▸ What you will do:
Report how many lines of the entries below contain the word "value", and nothing more.
********
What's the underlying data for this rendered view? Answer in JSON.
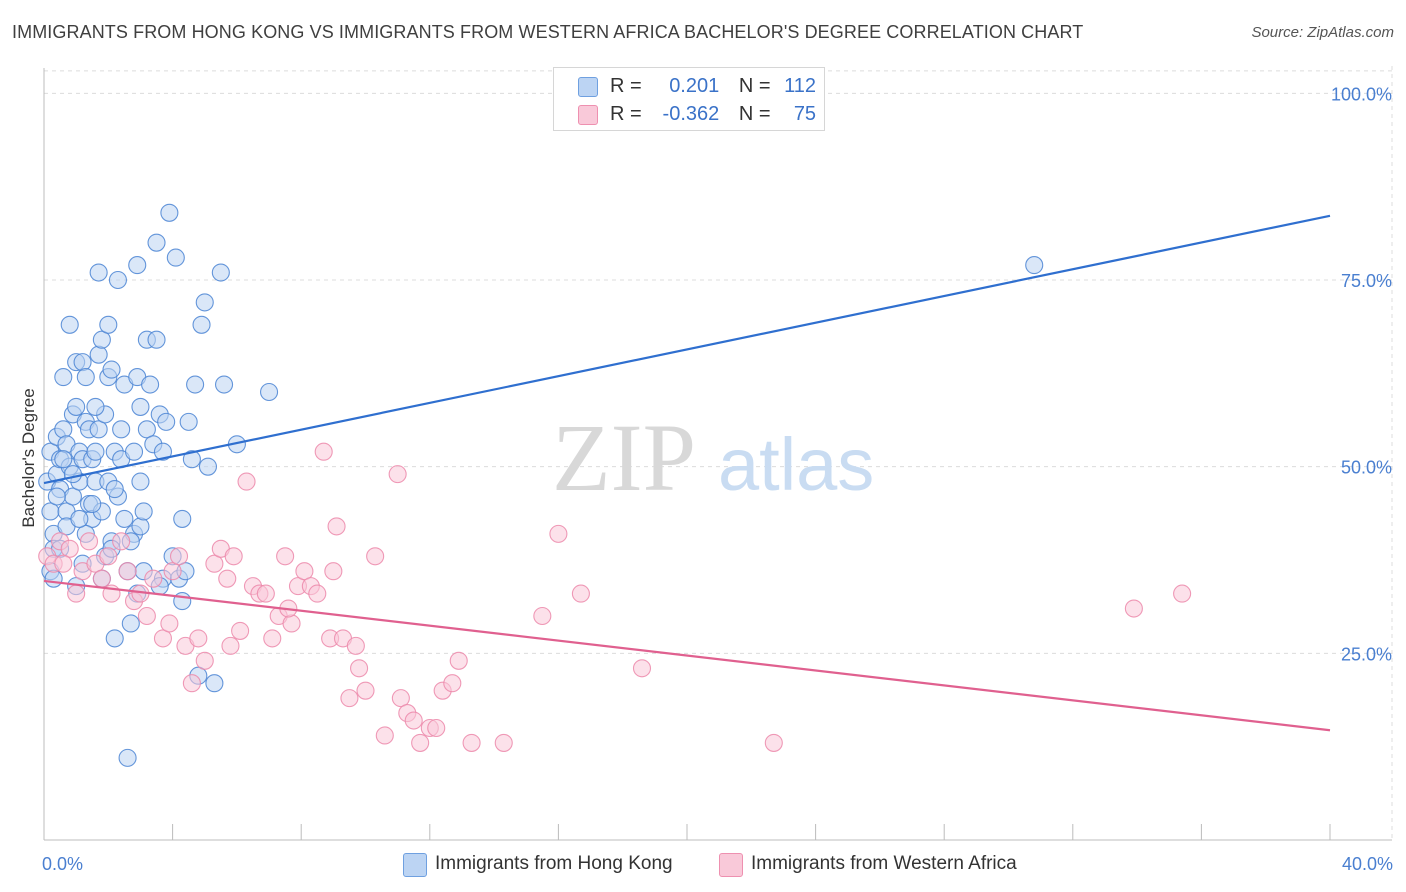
{
  "title": "IMMIGRANTS FROM HONG KONG VS IMMIGRANTS FROM WESTERN AFRICA BACHELOR'S DEGREE CORRELATION CHART",
  "source": "Source: ZipAtlas.com",
  "watermark": {
    "zip": "ZIP",
    "atlas": "atlas"
  },
  "legend": {
    "r_label": "R =",
    "n_label": "N =",
    "rows": [
      {
        "r": "0.201",
        "n": "112",
        "color": "#6fa0e0",
        "fill": "#bcd4f3"
      },
      {
        "r": "-0.362",
        "n": "75",
        "color": "#ee90b0",
        "fill": "#f9c9d9"
      }
    ]
  },
  "chart_data": {
    "type": "scatter",
    "xlabel": "",
    "ylabel": "Bachelor's Degree",
    "xlim": [
      0,
      40
    ],
    "ylim": [
      0,
      105
    ],
    "x_tick_labels": [
      {
        "value": 0,
        "label": "0.0%"
      },
      {
        "value": 40,
        "label": "40.0%"
      }
    ],
    "y_tick_labels": [
      {
        "value": 25,
        "label": "25.0%"
      },
      {
        "value": 50,
        "label": "50.0%"
      },
      {
        "value": 75,
        "label": "75.0%"
      },
      {
        "value": 100,
        "label": "100.0%"
      }
    ],
    "grid": "horizontal-dashed",
    "series": [
      {
        "name": "Immigrants from Hong Kong",
        "color": "#4a84d4",
        "fill": "#bcd4f3",
        "line_color": "#2f6fcf",
        "trend": {
          "x": [
            0,
            40
          ],
          "y": [
            47.8,
            83.6
          ]
        },
        "points": [
          [
            0.1,
            48
          ],
          [
            0.2,
            52
          ],
          [
            0.2,
            44
          ],
          [
            0.3,
            41
          ],
          [
            0.3,
            39
          ],
          [
            0.4,
            49
          ],
          [
            0.4,
            54
          ],
          [
            0.5,
            47
          ],
          [
            0.5,
            51
          ],
          [
            0.6,
            55
          ],
          [
            0.6,
            62
          ],
          [
            0.7,
            44
          ],
          [
            0.7,
            53
          ],
          [
            0.8,
            69
          ],
          [
            0.8,
            50
          ],
          [
            0.9,
            57
          ],
          [
            0.9,
            46
          ],
          [
            1.0,
            64
          ],
          [
            1.0,
            34
          ],
          [
            1.1,
            52
          ],
          [
            1.1,
            48
          ],
          [
            1.2,
            51
          ],
          [
            1.2,
            64
          ],
          [
            1.3,
            56
          ],
          [
            1.3,
            62
          ],
          [
            1.4,
            55
          ],
          [
            1.4,
            45
          ],
          [
            1.5,
            43
          ],
          [
            1.5,
            51
          ],
          [
            1.6,
            48
          ],
          [
            1.6,
            52
          ],
          [
            1.7,
            65
          ],
          [
            1.7,
            55
          ],
          [
            1.7,
            76
          ],
          [
            1.8,
            67
          ],
          [
            1.8,
            44
          ],
          [
            1.9,
            57
          ],
          [
            1.9,
            38
          ],
          [
            2.0,
            69
          ],
          [
            2.0,
            62
          ],
          [
            2.1,
            63
          ],
          [
            2.1,
            40
          ],
          [
            2.2,
            27
          ],
          [
            2.2,
            52
          ],
          [
            2.3,
            75
          ],
          [
            2.3,
            46
          ],
          [
            2.4,
            51
          ],
          [
            2.5,
            61
          ],
          [
            2.5,
            43
          ],
          [
            2.6,
            36
          ],
          [
            2.6,
            11
          ],
          [
            2.7,
            29
          ],
          [
            2.8,
            52
          ],
          [
            2.8,
            41
          ],
          [
            2.9,
            77
          ],
          [
            2.9,
            62
          ],
          [
            3.0,
            42
          ],
          [
            3.0,
            58
          ],
          [
            3.1,
            44
          ],
          [
            3.1,
            36
          ],
          [
            3.2,
            67
          ],
          [
            3.2,
            55
          ],
          [
            3.3,
            61
          ],
          [
            3.4,
            53
          ],
          [
            3.5,
            67
          ],
          [
            3.5,
            80
          ],
          [
            3.6,
            57
          ],
          [
            3.7,
            52
          ],
          [
            3.7,
            35
          ],
          [
            3.8,
            56
          ],
          [
            3.9,
            84
          ],
          [
            4.0,
            38
          ],
          [
            4.1,
            78
          ],
          [
            4.2,
            35
          ],
          [
            4.3,
            43
          ],
          [
            4.3,
            32
          ],
          [
            4.5,
            56
          ],
          [
            4.6,
            51
          ],
          [
            4.7,
            61
          ],
          [
            4.8,
            22
          ],
          [
            4.9,
            69
          ],
          [
            5.0,
            72
          ],
          [
            5.1,
            50
          ],
          [
            5.3,
            21
          ],
          [
            5.5,
            76
          ],
          [
            5.6,
            61
          ],
          [
            6.0,
            53
          ],
          [
            7.0,
            60
          ],
          [
            30.8,
            77
          ],
          [
            0.6,
            51
          ],
          [
            1.0,
            58
          ],
          [
            1.3,
            41
          ],
          [
            2.1,
            39
          ],
          [
            2.7,
            40
          ],
          [
            3.6,
            34
          ],
          [
            4.4,
            36
          ],
          [
            0.2,
            36
          ],
          [
            0.4,
            46
          ],
          [
            0.9,
            49
          ],
          [
            1.5,
            45
          ],
          [
            2.4,
            55
          ],
          [
            3.0,
            48
          ],
          [
            1.2,
            37
          ],
          [
            0.7,
            42
          ],
          [
            1.8,
            35
          ],
          [
            2.9,
            33
          ],
          [
            0.3,
            35
          ],
          [
            1.1,
            43
          ],
          [
            2.0,
            48
          ],
          [
            0.5,
            39
          ],
          [
            1.6,
            58
          ],
          [
            2.2,
            47
          ]
        ]
      },
      {
        "name": "Immigrants from Western Africa",
        "color": "#ec88aa",
        "fill": "#f9c9d9",
        "line_color": "#e0608f",
        "trend": {
          "x": [
            0,
            40
          ],
          "y": [
            34.7,
            14.7
          ]
        },
        "points": [
          [
            0.1,
            38
          ],
          [
            0.3,
            37
          ],
          [
            0.5,
            40
          ],
          [
            0.8,
            39
          ],
          [
            1.2,
            36
          ],
          [
            1.4,
            40
          ],
          [
            1.6,
            37
          ],
          [
            1.8,
            35
          ],
          [
            2.1,
            33
          ],
          [
            2.4,
            40
          ],
          [
            2.6,
            36
          ],
          [
            2.8,
            32
          ],
          [
            3.0,
            33
          ],
          [
            3.2,
            30
          ],
          [
            3.4,
            35
          ],
          [
            3.7,
            27
          ],
          [
            4.0,
            36
          ],
          [
            4.2,
            38
          ],
          [
            4.4,
            26
          ],
          [
            4.6,
            21
          ],
          [
            4.8,
            27
          ],
          [
            5.0,
            24
          ],
          [
            5.3,
            37
          ],
          [
            5.5,
            39
          ],
          [
            5.7,
            35
          ],
          [
            5.9,
            38
          ],
          [
            6.1,
            28
          ],
          [
            6.3,
            48
          ],
          [
            6.5,
            34
          ],
          [
            6.7,
            33
          ],
          [
            6.9,
            33
          ],
          [
            7.1,
            27
          ],
          [
            7.3,
            30
          ],
          [
            7.5,
            38
          ],
          [
            7.7,
            29
          ],
          [
            7.9,
            34
          ],
          [
            8.1,
            36
          ],
          [
            8.3,
            34
          ],
          [
            8.5,
            33
          ],
          [
            8.7,
            52
          ],
          [
            8.9,
            27
          ],
          [
            9.1,
            42
          ],
          [
            9.3,
            27
          ],
          [
            9.5,
            19
          ],
          [
            9.7,
            26
          ],
          [
            9.8,
            23
          ],
          [
            10.0,
            20
          ],
          [
            10.3,
            38
          ],
          [
            10.6,
            14
          ],
          [
            11.0,
            49
          ],
          [
            11.1,
            19
          ],
          [
            11.3,
            17
          ],
          [
            11.5,
            16
          ],
          [
            11.7,
            13
          ],
          [
            12.0,
            15
          ],
          [
            12.4,
            20
          ],
          [
            12.7,
            21
          ],
          [
            12.9,
            24
          ],
          [
            13.3,
            13
          ],
          [
            14.3,
            13
          ],
          [
            15.5,
            30
          ],
          [
            16.0,
            41
          ],
          [
            16.7,
            33
          ],
          [
            18.6,
            23
          ],
          [
            22.7,
            13
          ],
          [
            33.9,
            31
          ],
          [
            35.4,
            33
          ],
          [
            2.0,
            38
          ],
          [
            3.9,
            29
          ],
          [
            5.8,
            26
          ],
          [
            7.6,
            31
          ],
          [
            9.0,
            36
          ],
          [
            1.0,
            33
          ],
          [
            0.6,
            37
          ],
          [
            12.2,
            15
          ]
        ]
      }
    ]
  }
}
********
▸ Completed task:
6